╔══

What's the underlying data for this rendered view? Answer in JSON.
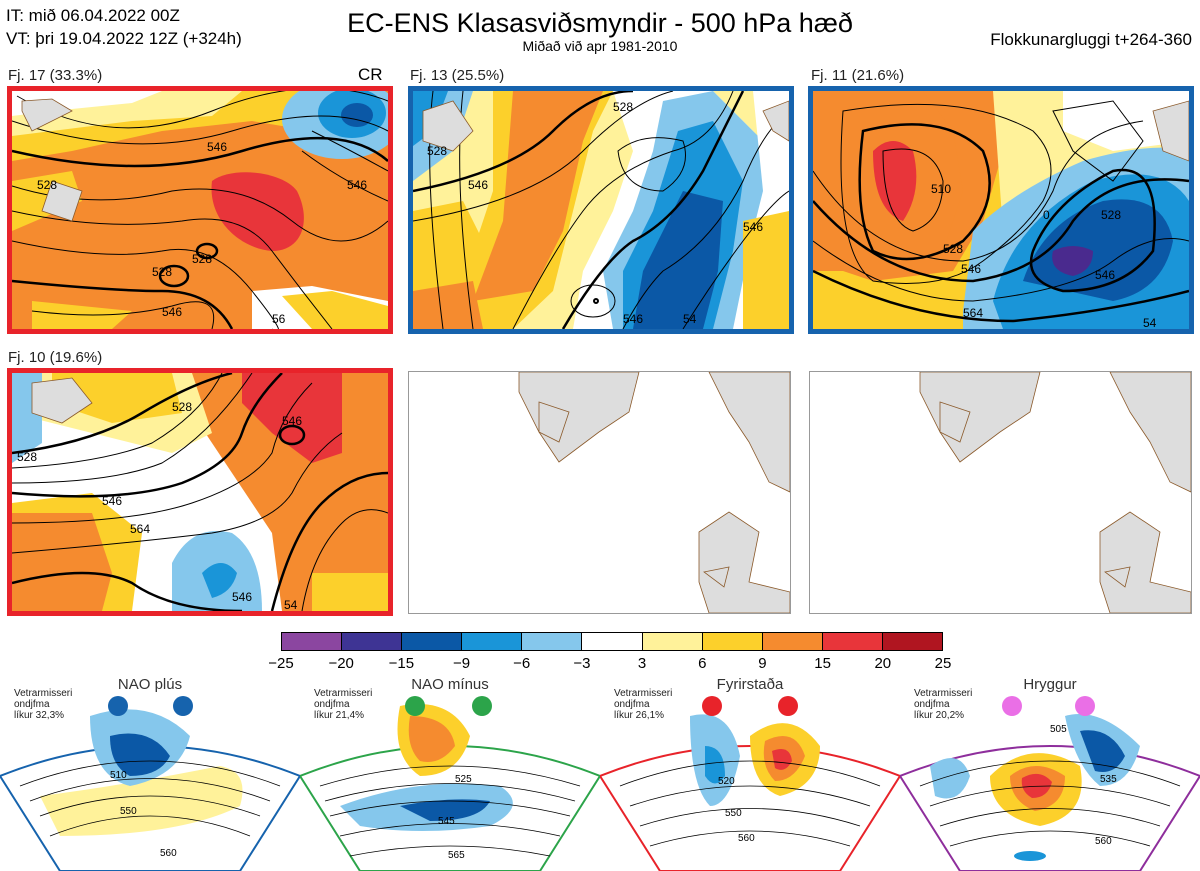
{
  "header": {
    "it_line": "IT: mið 06.04.2022 00Z",
    "vt_line": "VT: þri 19.04.2022 12Z  (+324h)",
    "title": "EC-ENS Klasasviðsmyndir - 500 hPa hæð",
    "subtitle": "Miðað við apr 1981-2010",
    "window": "Flokkunargluggi t+264-360"
  },
  "clusters": [
    {
      "label": "Fj. 17 (33.3%)",
      "tag": "CR",
      "frame": "#e8232a",
      "contours": [
        "528",
        "546",
        "528",
        "546",
        "528",
        "546",
        "56"
      ]
    },
    {
      "label": "Fj. 13 (25.5%)",
      "tag": "",
      "frame": "#1663ad",
      "contours": [
        "528",
        "546",
        "546",
        "528",
        "546",
        "54"
      ]
    },
    {
      "label": "Fj. 11 (21.6%)",
      "tag": "",
      "frame": "#1663ad",
      "contours": [
        "510",
        "528",
        "546",
        "564",
        "528",
        "546",
        "0",
        "54"
      ]
    },
    {
      "label": "Fj. 10 (19.6%)",
      "tag": "",
      "frame": "#e8232a",
      "contours": [
        "528",
        "546",
        "528",
        "546",
        "564",
        "546",
        "54"
      ]
    }
  ],
  "colorbar": {
    "colors": [
      "#8b46a0",
      "#3e3494",
      "#0b58a6",
      "#1a95d8",
      "#85c7ec",
      "#ffffff",
      "#fff29a",
      "#fcd02b",
      "#f58b2f",
      "#e8353a",
      "#b01520"
    ],
    "ticks": [
      "−25",
      "−20",
      "−15",
      "−9",
      "−6",
      "−3",
      "3",
      "6",
      "9",
      "15",
      "20",
      "25"
    ]
  },
  "regimes": [
    {
      "name": "NAO plús",
      "note_1": "Vetrarmisseri",
      "note_2": "ondjfma",
      "note_3": "líkur 32,3%",
      "color": "#1663ad",
      "labels": [
        "510",
        "550",
        "560"
      ]
    },
    {
      "name": "NAO mínus",
      "note_1": "Vetrarmisseri",
      "note_2": "ondjfma",
      "note_3": "líkur 21,4%",
      "color": "#2ca44a",
      "labels": [
        "525",
        "545",
        "565"
      ]
    },
    {
      "name": "Fyrirstaða",
      "note_1": "Vetrarmisseri",
      "note_2": "ondjfma",
      "note_3": "líkur 26,1%",
      "color": "#e8232a",
      "labels": [
        "520",
        "550",
        "560"
      ]
    },
    {
      "name": "Hryggur",
      "note_1": "Vetrarmisseri",
      "note_2": "ondjfma",
      "note_3": "líkur 20,2%",
      "color": "#8e2e9c",
      "labels": [
        "505",
        "535",
        "560"
      ]
    }
  ]
}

╚══

» Exercise description
Reproduce each line of the entries in which the word "name" is found.

» The response
      "name": "NAO plús",
      "name": "NAO mínus",
      "name": "Fyrirstaða",
      "name": "Hryggur",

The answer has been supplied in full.